**Extrait:**

========================================================================

Derrière la maison où je réside en ce moment, il y a bois, juste assez grand pour être qualifié de forêt par une citadine en goguette de ma trempe. L’automne s’installe tranquillement, jaune et doré, carbonisé maronnasse en raison de la sécheresse de l’été. Ici, pas de rubis, pas de cimes incandescentes, de camaïeux soleil couchant. L’arbre jaunit, brunit même et vite, se dépouille de sa ramure malade, d’un coup de vent. Il n’a pas d’érable dans le coin, pas d’arbre à l’automne surprenant, à part quelques essences plus exotiques plantées dans les jardins des quelques dizaines de maisons qui forme un village.

 



En octobre, la grisaille a plombé le moral du pays alors que s’annonçait la tant redoutée « deuxième vague » de la pandémie. Vous savez, celle qui n’a surpris personne sauf le gouvernement… Je suis arrivée ici vendredi, dans la nuit. Le samedi matin, un soleil radieux trônait au-dessus de petit bois. Si depuis il a plu et la température a chuté, avec ce matin la première gelée, les percées joyeuses de l’astre tire un peu le moral de sa turpitude épuisante. Comme il a plu, le petit bois si assoiffé cet été s’est transformé en marécage de fortune. Les rues de fonds de vallées se déverse sur les chemins et la gadoue règne en maître. Saphira, la chienne, cavale devant moi, extatique devant tant de possibilité de jeux. Je marche avec précaution, préférant éviter glissade et bain de boue impromptue. Je laisse ce plaisir aux sangliers dans leur souille.

 

 

 Bien alignée, dans une trouée, une série de champignons encore humide de rosé égaie ma fin de matinée. Agenouillé, je les photographie sous les coutures, du pied au chapeau, et observant leurs lamelles parfaitement rangées. Une jeune pousse d’ortie me rappelle que la boue n’est pas la seule menace. J’enjambe le ru, d’une main accrochée au tronc d’un boulot innocent, je n’ai aucune envie de noyer mon unique paire de chaussures de rando. Je voyage léger, partie inopinément avec une valise de taille modeste. OK. En vérité je suis partie dans un état frisant la panique, la poignée de neurones encore fonctionnels concentrés sur la tâche titanesque de ne pas trop oublier de trucs essentiels (sachez que mes chaussettes en pilou sont restées à la maison, et c’est le drame). J’arrive sans encombre à ne pas me casser la margoulette sur le terre-plein. Saphira elle, n’a pas les mêmes hésitations. Ravie par la fraîcheur de la baignade, elle partage son enthousiasme et venant s’ébrouer à mes côtés. Merci.

========================================================================

**Consignes de travail:** Recopiez le passage de l'extrait qui va de « Derrière la maison » jusqu'à « forme un village. ». Appuyez-vous uniquement sur l'extrait.

**Données extraites:**
========================================================================

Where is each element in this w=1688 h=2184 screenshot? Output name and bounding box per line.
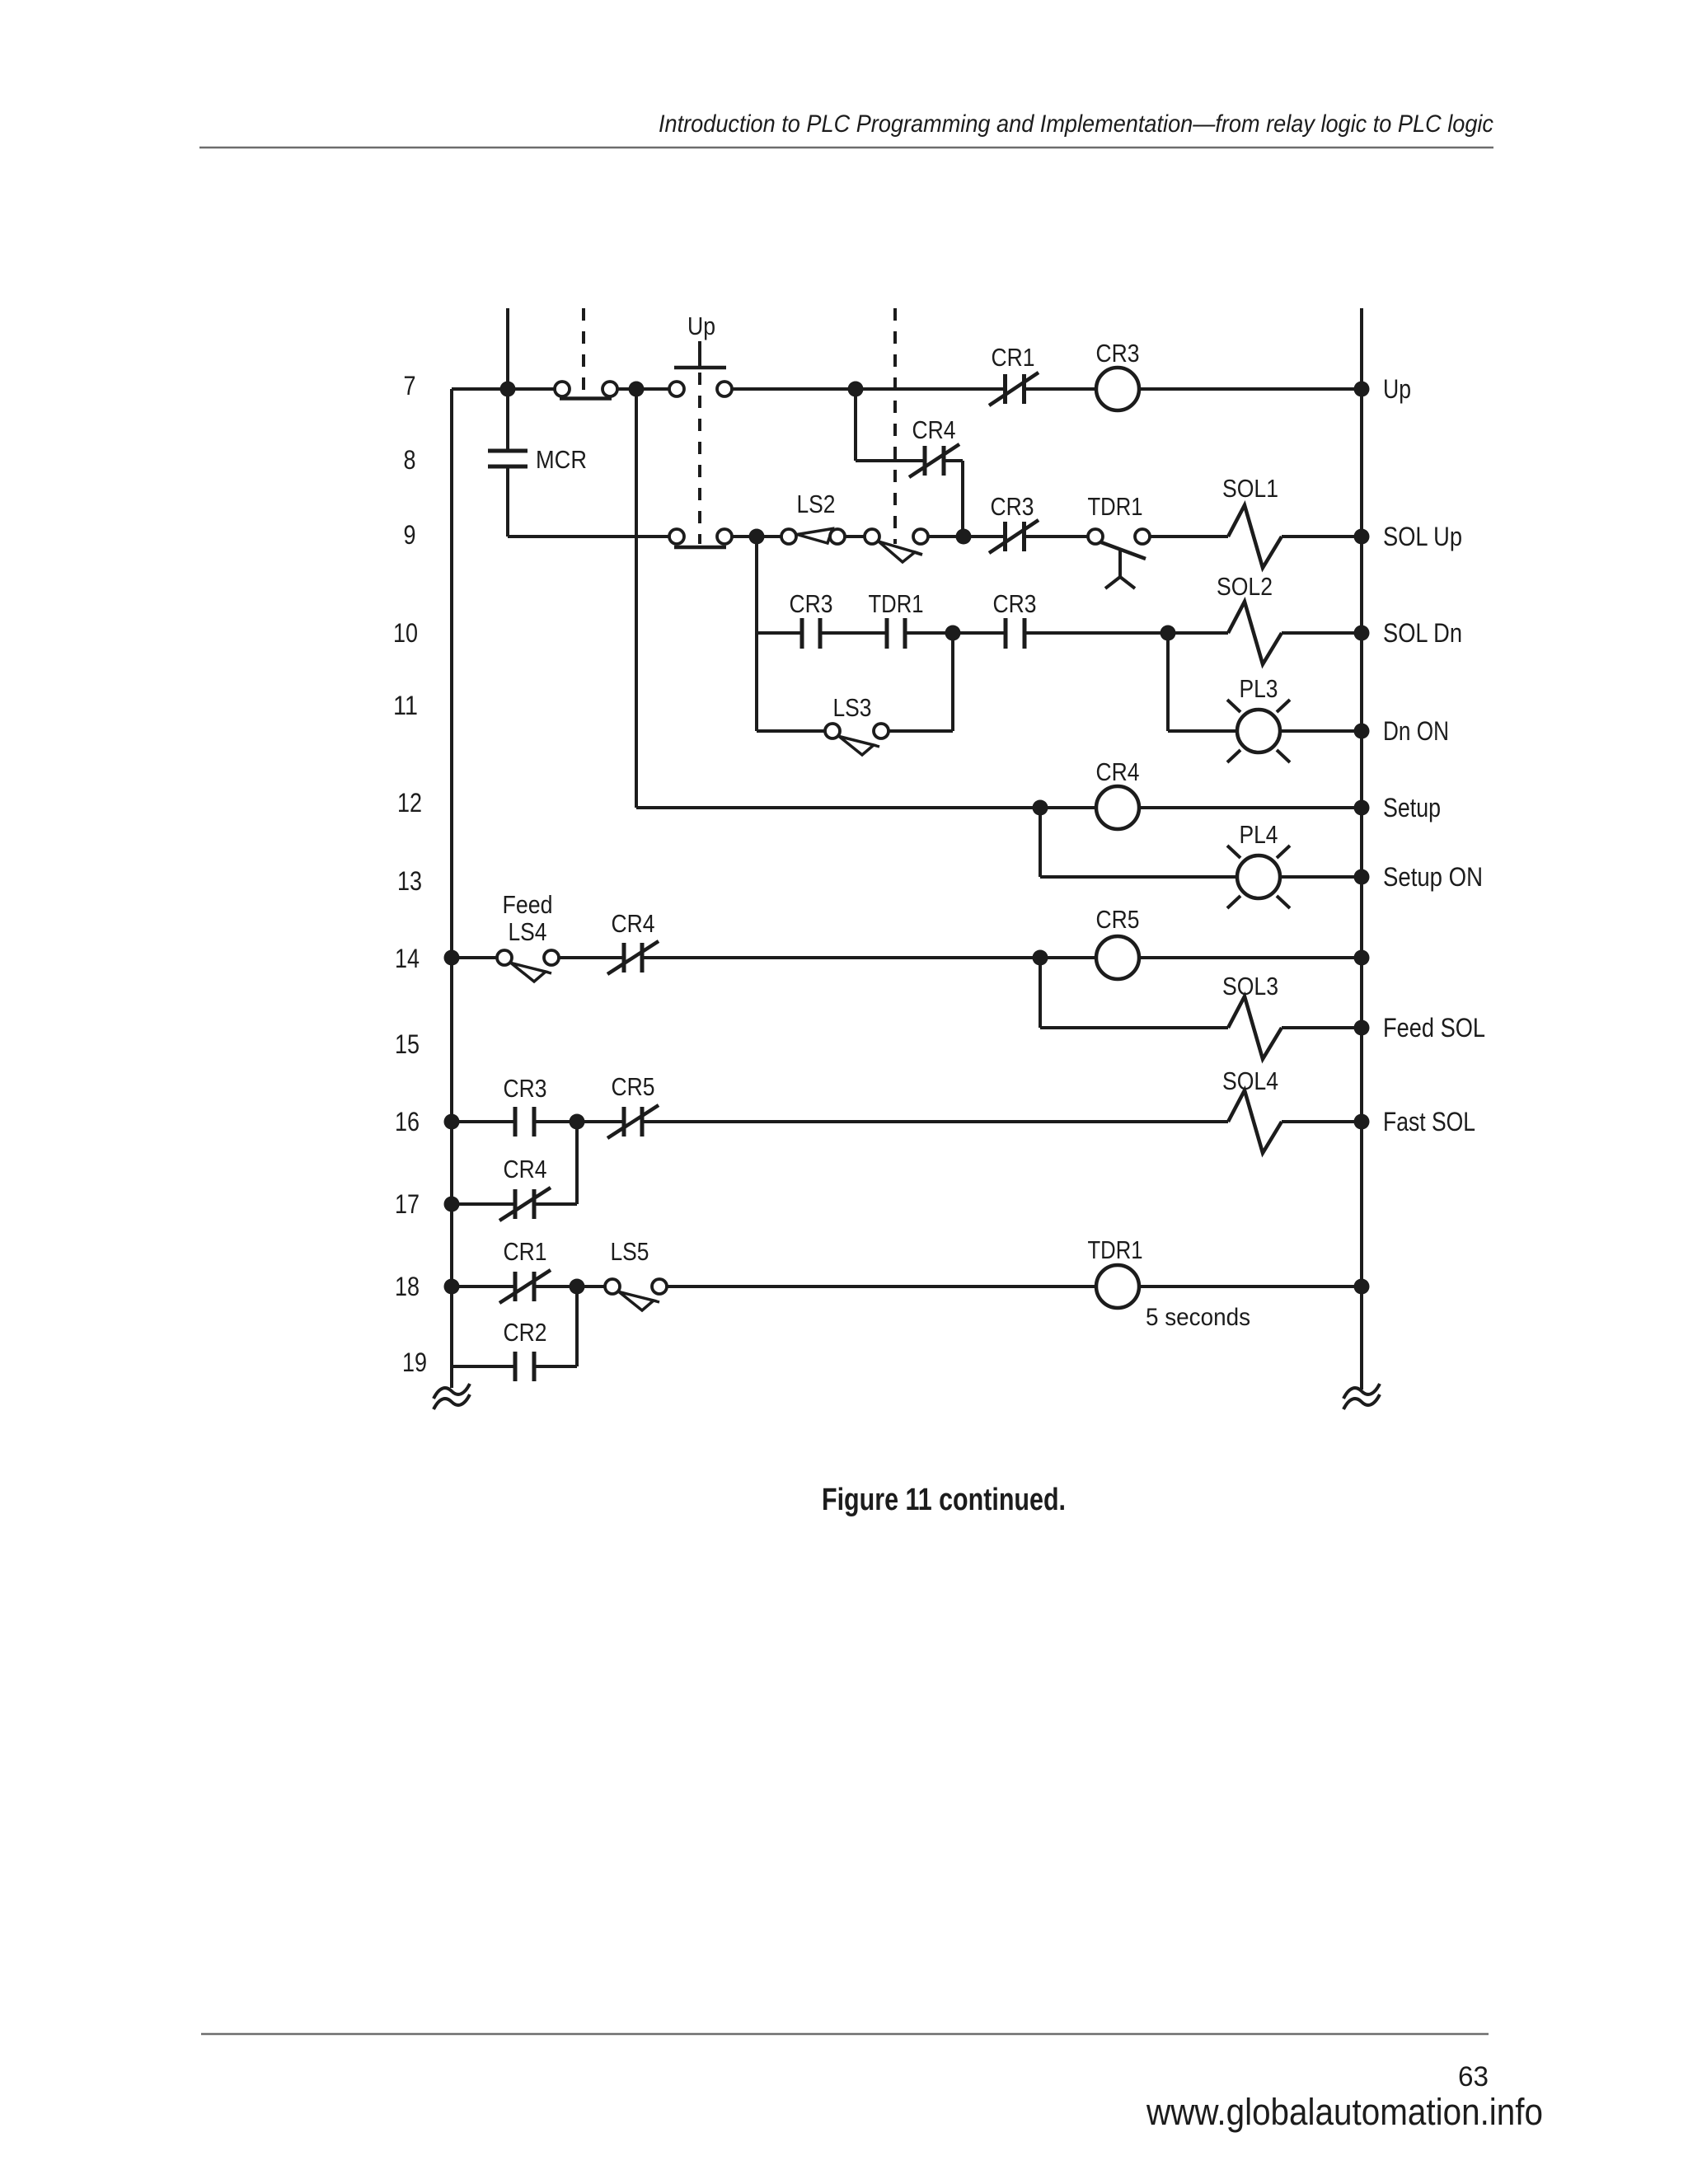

========================================================================

**Résultat ci-dessous:**
Derrière la maison où je réside en ce moment, il y a bois, juste assez grand pour être qualifié de forêt par une citadine en goguette de ma trempe. L’automne s’installe tranquillement, jaune et doré, carbonisé maronnasse en raison de la sécheresse de l’été. Ici, pas de rubis, pas de cimes incandescentes, de camaïeux soleil couchant. L’arbre jaunit, brunit même et vite, se dépouille de sa ramure malade, d’un coup de vent. Il n’a pas d’érable dans le coin, pas d’arbre à l’automne surprenant, à part quelques essences plus exotiques plantées dans les jardins des quelques dizaines de maisons qui forme un village.